Problem requirements - Repeat every record below exactly, omitting any pictures.

╭──

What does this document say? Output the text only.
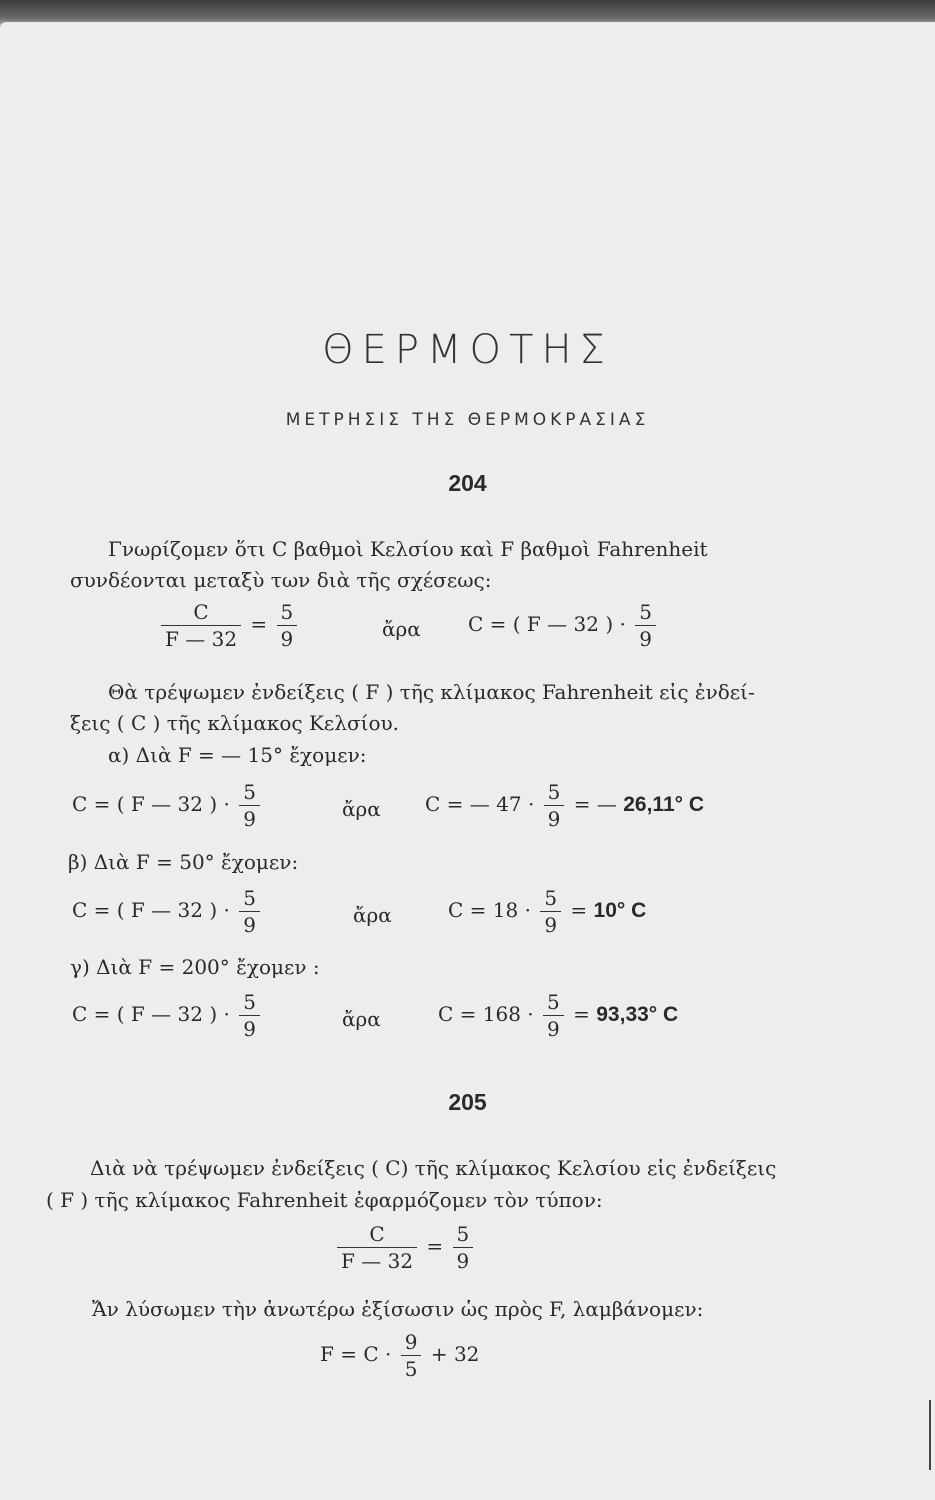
ΘΕΡΜΟΤΗΣ
ΜΕΤΡΗΣΙΣ ΤΗΣ ΘΕΡΜΟΚΡΑΣΙΑΣ
204
Γνωρίζομεν ὅτι C βαθμοὶ Κελσίου καὶ F βαθμοὶ Fahrenheit
συνδέονται μεταξὺ των διὰ τῆς σχέσεως:
$\frac{C}{F — 32} = \frac{5}{9}$	ἄρα C = ( F — 32 ) · $\frac{5}{9}$
Θὰ τρέψωμεν ἐνδείξεις ( F ) τῆς κλίμακος Fahrenheit εἰς ἐνδεί-
ξεις ( C ) τῆς κλίμακος Κελσίου.
α) Διὰ F = — 15° ἔχομεν:
C = ( F — 32 ) · $\frac{5}{9}$	ἄρα C = — $47 \cdot \frac{5}{9}$ = — 26,11° C
β) Διὰ F = 50° ἔχομεν:
C = ( F — 32 ) · $\frac{5}{9}$	ἄρα	$C = 18 \cdot \frac{5}{9} = 10^\circ$ C
γ) Διὰ F = 200° ἔχομεν :
C = ( F — 32 ) · $\frac{5}{9}$	ἄρα	$C = 168 \cdot \frac{5}{9} = 93,33^\circ$ C
205
Διὰ νὰ τρέψωμεν ἐνδείξεις ( C) τῆς κλίμακος Κελσίου εἰς ἐνδείξεις
( F ) τῆς κλίμακος Fahrenheit ἐφαρμόζομεν τὸν τύπον:
$\frac{C}{F — 32} = \frac{5}{9}$
Ἄν λύσωμεν τὴν ἀνωτέρω ἐξίσωσιν ὡς πρὸς F, λαμβάνομεν:
$F = C \cdot \frac{9}{5} + 32$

╰──

Task answer -
What does this document say? Output the text only.
ΘΕΡΜΟΤΗΣ
ΜΕΤΡΗΣΙΣ ΤΗΣ ΘΕΡΜΟΚΡΑΣΙΑΣ
204
Γνωρίζομεν ὅτι C βαθμοὶ Κελσίου καὶ F βαθμοὶ Fahrenheit
συνδέονται μεταξὺ των διὰ τῆς σχέσεως:
$\frac{C}{F — 32} = \frac{5}{9}$	ἄρα C = ( F — 32 ) · $\frac{5}{9}$
Θὰ τρέψωμεν ἐνδείξεις ( F ) τῆς κλίμακος Fahrenheit εἰς ἐνδεί-
ξεις ( C ) τῆς κλίμακος Κελσίου.
α) Διὰ F = — 15° ἔχομεν:
C = ( F — 32 ) · $\frac{5}{9}$	ἄρα C = — $47 \cdot \frac{5}{9}$ = — 26,11° C
β) Διὰ F = 50° ἔχομεν:
C = ( F — 32 ) · $\frac{5}{9}$	ἄρα	$C = 18 \cdot \frac{5}{9} = 10^\circ$ C
γ) Διὰ F = 200° ἔχομεν :
C = ( F — 32 ) · $\frac{5}{9}$	ἄρα	$C = 168 \cdot \frac{5}{9} = 93,33^\circ$ C
205
Διὰ νὰ τρέψωμεν ἐνδείξεις ( C) τῆς κλίμακος Κελσίου εἰς ἐνδείξεις
( F ) τῆς κλίμακος Fahrenheit ἐφαρμόζομεν τὸν τύπον:
$\frac{C}{F — 32} = \frac{5}{9}$
Ἄν λύσωμεν τὴν ἀνωτέρω ἐξίσωσιν ὡς πρὸς F, λαμβάνομεν:
$F = C \cdot \frac{9}{5} + 32$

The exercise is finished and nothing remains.